• **Raw data**
>>>>

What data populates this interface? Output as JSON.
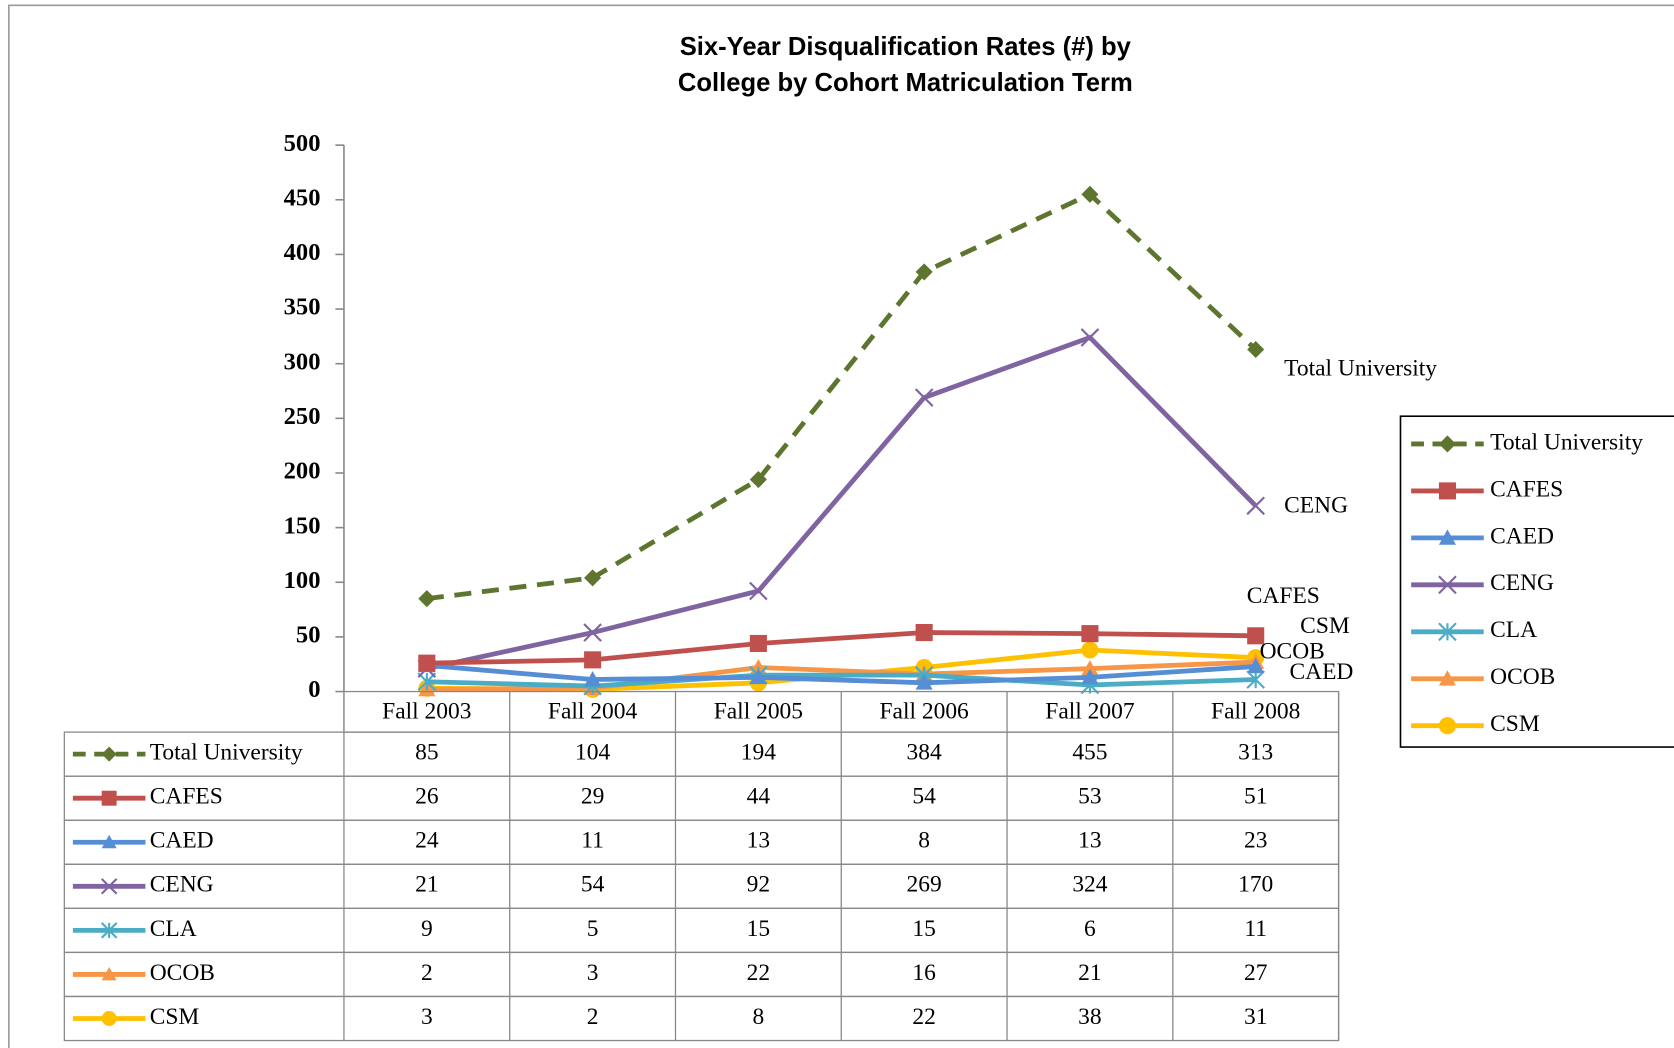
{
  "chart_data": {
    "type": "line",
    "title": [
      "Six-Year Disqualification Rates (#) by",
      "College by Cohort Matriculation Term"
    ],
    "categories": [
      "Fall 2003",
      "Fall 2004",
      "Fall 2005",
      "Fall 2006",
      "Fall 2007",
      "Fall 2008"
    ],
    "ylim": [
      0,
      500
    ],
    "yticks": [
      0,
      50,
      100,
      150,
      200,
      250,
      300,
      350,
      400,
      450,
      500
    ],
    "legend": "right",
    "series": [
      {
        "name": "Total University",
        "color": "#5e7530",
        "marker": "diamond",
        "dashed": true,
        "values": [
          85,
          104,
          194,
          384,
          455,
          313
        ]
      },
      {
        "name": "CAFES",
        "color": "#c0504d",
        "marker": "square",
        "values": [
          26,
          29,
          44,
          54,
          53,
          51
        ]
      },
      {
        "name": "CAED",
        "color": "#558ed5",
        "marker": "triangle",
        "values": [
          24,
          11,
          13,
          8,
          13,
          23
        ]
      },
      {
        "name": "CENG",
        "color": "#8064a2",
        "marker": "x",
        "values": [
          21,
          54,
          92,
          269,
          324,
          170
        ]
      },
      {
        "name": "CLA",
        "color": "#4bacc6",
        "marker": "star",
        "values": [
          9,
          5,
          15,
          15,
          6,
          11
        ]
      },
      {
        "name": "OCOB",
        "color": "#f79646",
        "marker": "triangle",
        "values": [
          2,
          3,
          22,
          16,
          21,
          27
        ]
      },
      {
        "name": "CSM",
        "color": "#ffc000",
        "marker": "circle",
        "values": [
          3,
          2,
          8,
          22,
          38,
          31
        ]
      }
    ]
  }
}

<<<<

• **Your objective**
Omitting all images, print the listing exactly.

• **Exercise output**
What data populates this interface? Output as JSON.
{
  "chart_data": {
    "type": "line",
    "title": [
      "Six-Year Disqualification Rates (#) by",
      "College by Cohort Matriculation Term"
    ],
    "categories": [
      "Fall 2003",
      "Fall 2004",
      "Fall 2005",
      "Fall 2006",
      "Fall 2007",
      "Fall 2008"
    ],
    "ylim": [
      0,
      500
    ],
    "yticks": [
      0,
      50,
      100,
      150,
      200,
      250,
      300,
      350,
      400,
      450,
      500
    ],
    "legend": "right",
    "series": [
      {
        "name": "Total University",
        "color": "#5e7530",
        "marker": "diamond",
        "dashed": true,
        "values": [
          85,
          104,
          194,
          384,
          455,
          313
        ]
      },
      {
        "name": "CAFES",
        "color": "#c0504d",
        "marker": "square",
        "values": [
          26,
          29,
          44,
          54,
          53,
          51
        ]
      },
      {
        "name": "CAED",
        "color": "#558ed5",
        "marker": "triangle",
        "values": [
          24,
          11,
          13,
          8,
          13,
          23
        ]
      },
      {
        "name": "CENG",
        "color": "#8064a2",
        "marker": "x",
        "values": [
          21,
          54,
          92,
          269,
          324,
          170
        ]
      },
      {
        "name": "CLA",
        "color": "#4bacc6",
        "marker": "star",
        "values": [
          9,
          5,
          15,
          15,
          6,
          11
        ]
      },
      {
        "name": "OCOB",
        "color": "#f79646",
        "marker": "triangle",
        "values": [
          2,
          3,
          22,
          16,
          21,
          27
        ]
      },
      {
        "name": "CSM",
        "color": "#ffc000",
        "marker": "circle",
        "values": [
          3,
          2,
          8,
          22,
          38,
          31
        ]
      }
    ]
  }
}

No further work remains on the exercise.